## What you will do
Repeat the listing in full, exactly as it stands.
----------
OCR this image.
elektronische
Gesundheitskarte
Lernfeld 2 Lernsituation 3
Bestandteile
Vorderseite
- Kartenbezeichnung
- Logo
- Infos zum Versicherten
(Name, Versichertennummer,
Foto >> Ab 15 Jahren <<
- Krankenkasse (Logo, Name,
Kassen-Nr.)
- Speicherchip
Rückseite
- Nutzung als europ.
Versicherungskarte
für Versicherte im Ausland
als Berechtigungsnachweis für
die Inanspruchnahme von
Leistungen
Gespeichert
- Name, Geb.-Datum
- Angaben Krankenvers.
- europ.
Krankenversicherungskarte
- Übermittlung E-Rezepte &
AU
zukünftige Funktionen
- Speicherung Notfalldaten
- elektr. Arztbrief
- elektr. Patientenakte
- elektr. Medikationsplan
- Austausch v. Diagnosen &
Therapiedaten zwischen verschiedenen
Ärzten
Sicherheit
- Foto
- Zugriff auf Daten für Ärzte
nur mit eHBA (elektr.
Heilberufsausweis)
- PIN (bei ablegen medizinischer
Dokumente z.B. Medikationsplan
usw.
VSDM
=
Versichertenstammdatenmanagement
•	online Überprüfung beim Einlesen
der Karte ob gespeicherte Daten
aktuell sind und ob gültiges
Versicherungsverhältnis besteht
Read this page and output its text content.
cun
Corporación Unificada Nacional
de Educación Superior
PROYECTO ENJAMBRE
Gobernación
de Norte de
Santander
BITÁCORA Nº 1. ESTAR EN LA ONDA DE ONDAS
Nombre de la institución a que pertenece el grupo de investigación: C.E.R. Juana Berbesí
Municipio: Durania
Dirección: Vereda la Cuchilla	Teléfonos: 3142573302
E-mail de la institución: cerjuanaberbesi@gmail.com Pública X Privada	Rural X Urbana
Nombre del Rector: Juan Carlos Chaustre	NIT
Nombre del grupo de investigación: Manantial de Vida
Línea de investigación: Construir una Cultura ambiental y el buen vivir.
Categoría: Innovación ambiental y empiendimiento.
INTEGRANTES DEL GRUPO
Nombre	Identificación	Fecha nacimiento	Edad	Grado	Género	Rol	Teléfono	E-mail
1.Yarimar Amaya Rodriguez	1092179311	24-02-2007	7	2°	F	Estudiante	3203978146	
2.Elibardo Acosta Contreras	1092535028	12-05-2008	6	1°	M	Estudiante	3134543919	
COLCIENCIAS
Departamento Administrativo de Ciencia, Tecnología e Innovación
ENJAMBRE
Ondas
----------
## Finished exercise
OCR this image.
elektronische
Gesundheitskarte
Lernfeld 2 Lernsituation 3
Bestandteile
Vorderseite
- Kartenbezeichnung
- Logo
- Infos zum Versicherten
(Name, Versichertennummer,
Foto >> Ab 15 Jahren <<
- Krankenkasse (Logo, Name,
Kassen-Nr.)
- Speicherchip
Rückseite
- Nutzung als europ.
Versicherungskarte
für Versicherte im Ausland
als Berechtigungsnachweis für
die Inanspruchnahme von
Leistungen
Gespeichert
- Name, Geb.-Datum
- Angaben Krankenvers.
- europ.
Krankenversicherungskarte
- Übermittlung E-Rezepte &
AU
zukünftige Funktionen
- Speicherung Notfalldaten
- elektr. Arztbrief
- elektr. Patientenakte
- elektr. Medikationsplan
- Austausch v. Diagnosen &
Therapiedaten zwischen verschiedenen
Ärzten
Sicherheit
- Foto
- Zugriff auf Daten für Ärzte
nur mit eHBA (elektr.
Heilberufsausweis)
- PIN (bei ablegen medizinischer
Dokumente z.B. Medikationsplan
usw.
VSDM
=
Versichertenstammdatenmanagement
•	online Überprüfung beim Einlesen
der Karte ob gespeicherte Daten
aktuell sind und ob gültiges
Versicherungsverhältnis besteht
Read this page and output its text content.
cun
Corporación Unificada Nacional
de Educación Superior
PROYECTO ENJAMBRE
Gobernación
de Norte de
Santander
BITÁCORA Nº 1. ESTAR EN LA ONDA DE ONDAS
Nombre de la institución a que pertenece el grupo de investigación: C.E.R. Juana Berbesí
Municipio: Durania
Dirección: Vereda la Cuchilla	Teléfonos: 3142573302
E-mail de la institución: cerjuanaberbesi@gmail.com Pública X Privada	Rural X Urbana
Nombre del Rector: Juan Carlos Chaustre	NIT
Nombre del grupo de investigación: Manantial de Vida
Línea de investigación: Construir una Cultura ambiental y el buen vivir.
Categoría: Innovación ambiental y empiendimiento.
INTEGRANTES DEL GRUPO
Nombre	Identificación	Fecha nacimiento	Edad	Grado	Género	Rol	Teléfono	E-mail
1.Yarimar Amaya Rodriguez	1092179311	24-02-2007	7	2°	F	Estudiante	3203978146	
2.Elibardo Acosta Contreras	1092535028	12-05-2008	6	1°	M	Estudiante	3134543919	
COLCIENCIAS
Departamento Administrativo de Ciencia, Tecnología e Innovación
ENJAMBRE
Ondas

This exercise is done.